Every line containing the word "Freq" needs to be found and copied.
[begin Given records]
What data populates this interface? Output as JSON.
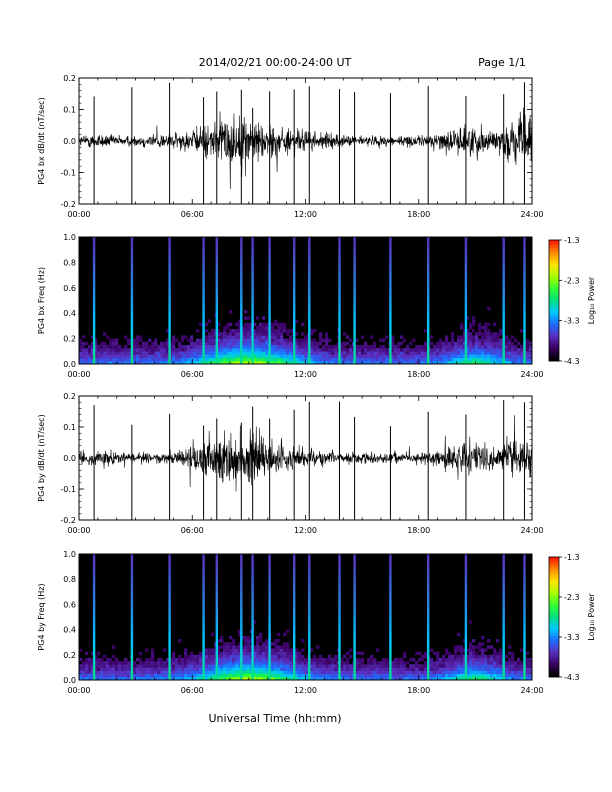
{
  "header": {
    "title": "2014/02/21  00:00-24:00 UT",
    "page": "Page 1/1"
  },
  "footer": {
    "xlabel": "Universal Time (hh:mm)"
  },
  "colors": {
    "trace": "#000000",
    "background": "#ffffff",
    "colormap": [
      "#000000",
      "#3a0060",
      "#5a2fbf",
      "#1f6bff",
      "#00c8ff",
      "#00e080",
      "#33ff33",
      "#a8ff00",
      "#ffe600",
      "#ff8c00",
      "#ff1a00"
    ]
  },
  "chart_data": [
    {
      "type": "line",
      "ylabel": "PG4 bx dB/dt (nT/sec)",
      "xlim": [
        0,
        24
      ],
      "ylim": [
        -0.2,
        0.2
      ],
      "xticks": [
        "00:00",
        "06:00",
        "12:00",
        "18:00",
        "24:00"
      ],
      "yticks": [
        "0.2",
        "0.1",
        "0.0",
        "-0.1",
        "-0.2"
      ],
      "spikes_hours": [
        0.8,
        2.8,
        4.8,
        6.6,
        7.3,
        8.6,
        9.2,
        10.1,
        11.4,
        12.2,
        13.8,
        14.6,
        16.5,
        18.5,
        20.5,
        22.5,
        23.6
      ],
      "envelope": [
        [
          0,
          0.02
        ],
        [
          1,
          0.03
        ],
        [
          2,
          0.02
        ],
        [
          3,
          0.02
        ],
        [
          4,
          0.03
        ],
        [
          5,
          0.03
        ],
        [
          6,
          0.04
        ],
        [
          7,
          0.07
        ],
        [
          8,
          0.1
        ],
        [
          9,
          0.09
        ],
        [
          10,
          0.07
        ],
        [
          11,
          0.05
        ],
        [
          12,
          0.04
        ],
        [
          13,
          0.03
        ],
        [
          14,
          0.02
        ],
        [
          15,
          0.02
        ],
        [
          16,
          0.02
        ],
        [
          17,
          0.02
        ],
        [
          18,
          0.02
        ],
        [
          19,
          0.03
        ],
        [
          20,
          0.05
        ],
        [
          21,
          0.06
        ],
        [
          22,
          0.04
        ],
        [
          23,
          0.08
        ],
        [
          24,
          0.1
        ]
      ]
    },
    {
      "type": "heatmap",
      "ylabel": "PG4 bx Freq (Hz)",
      "xlim": [
        0,
        24
      ],
      "ylim": [
        0,
        1.0
      ],
      "xticks": [
        "00:00",
        "06:00",
        "12:00",
        "18:00",
        "24:00"
      ],
      "yticks": [
        "1.0",
        "0.8",
        "0.6",
        "0.4",
        "0.2",
        "0.0"
      ],
      "colorbar_label": "Log₁₀ Power",
      "colorbar_range": [
        -4.3,
        -1.3
      ],
      "colorbar_ticks": [
        "-1.3",
        "-2.3",
        "-3.3",
        "-4.3"
      ],
      "spikes_hours": [
        0.8,
        2.8,
        4.8,
        6.6,
        7.3,
        8.6,
        9.2,
        10.1,
        11.4,
        12.2,
        13.8,
        14.6,
        16.5,
        18.5,
        20.5,
        22.5,
        23.6
      ]
    },
    {
      "type": "line",
      "ylabel": "PG4 by dB/dt (nT/sec)",
      "xlim": [
        0,
        24
      ],
      "ylim": [
        -0.2,
        0.2
      ],
      "xticks": [
        "00:00",
        "06:00",
        "12:00",
        "18:00",
        "24:00"
      ],
      "yticks": [
        "0.2",
        "0.1",
        "0.0",
        "-0.1",
        "-0.2"
      ],
      "spikes_hours": [
        0.8,
        2.8,
        4.8,
        6.6,
        7.3,
        8.6,
        9.2,
        10.1,
        11.4,
        12.2,
        13.8,
        14.6,
        16.5,
        18.5,
        20.5,
        22.5,
        23.6
      ],
      "envelope": [
        [
          0,
          0.02
        ],
        [
          1,
          0.03
        ],
        [
          2,
          0.02
        ],
        [
          3,
          0.02
        ],
        [
          4,
          0.02
        ],
        [
          5,
          0.03
        ],
        [
          6,
          0.05
        ],
        [
          7,
          0.08
        ],
        [
          8,
          0.11
        ],
        [
          9,
          0.1
        ],
        [
          10,
          0.07
        ],
        [
          11,
          0.05
        ],
        [
          12,
          0.04
        ],
        [
          13,
          0.03
        ],
        [
          14,
          0.02
        ],
        [
          15,
          0.02
        ],
        [
          16,
          0.02
        ],
        [
          17,
          0.02
        ],
        [
          18,
          0.02
        ],
        [
          19,
          0.03
        ],
        [
          20,
          0.05
        ],
        [
          21,
          0.06
        ],
        [
          22,
          0.04
        ],
        [
          23,
          0.07
        ],
        [
          24,
          0.08
        ]
      ]
    },
    {
      "type": "heatmap",
      "ylabel": "PG4 by Freq (Hz)",
      "xlim": [
        0,
        24
      ],
      "ylim": [
        0,
        1.0
      ],
      "xticks": [
        "00:00",
        "06:00",
        "12:00",
        "18:00",
        "24:00"
      ],
      "yticks": [
        "1.0",
        "0.8",
        "0.6",
        "0.4",
        "0.2",
        "0.0"
      ],
      "colorbar_label": "Log₁₀ Power",
      "colorbar_range": [
        -4.3,
        -1.3
      ],
      "colorbar_ticks": [
        "-1.3",
        "-2.3",
        "-3.3",
        "-4.3"
      ],
      "spikes_hours": [
        0.8,
        2.8,
        4.8,
        6.6,
        7.3,
        8.6,
        9.2,
        10.1,
        11.4,
        12.2,
        13.8,
        14.6,
        16.5,
        18.5,
        20.5,
        22.5,
        23.6
      ]
    }
  ]
}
[end Given records]
**Result for this task**
      "ylabel": "PG4 bx Freq (Hz)",
      "ylabel": "PG4 by Freq (Hz)",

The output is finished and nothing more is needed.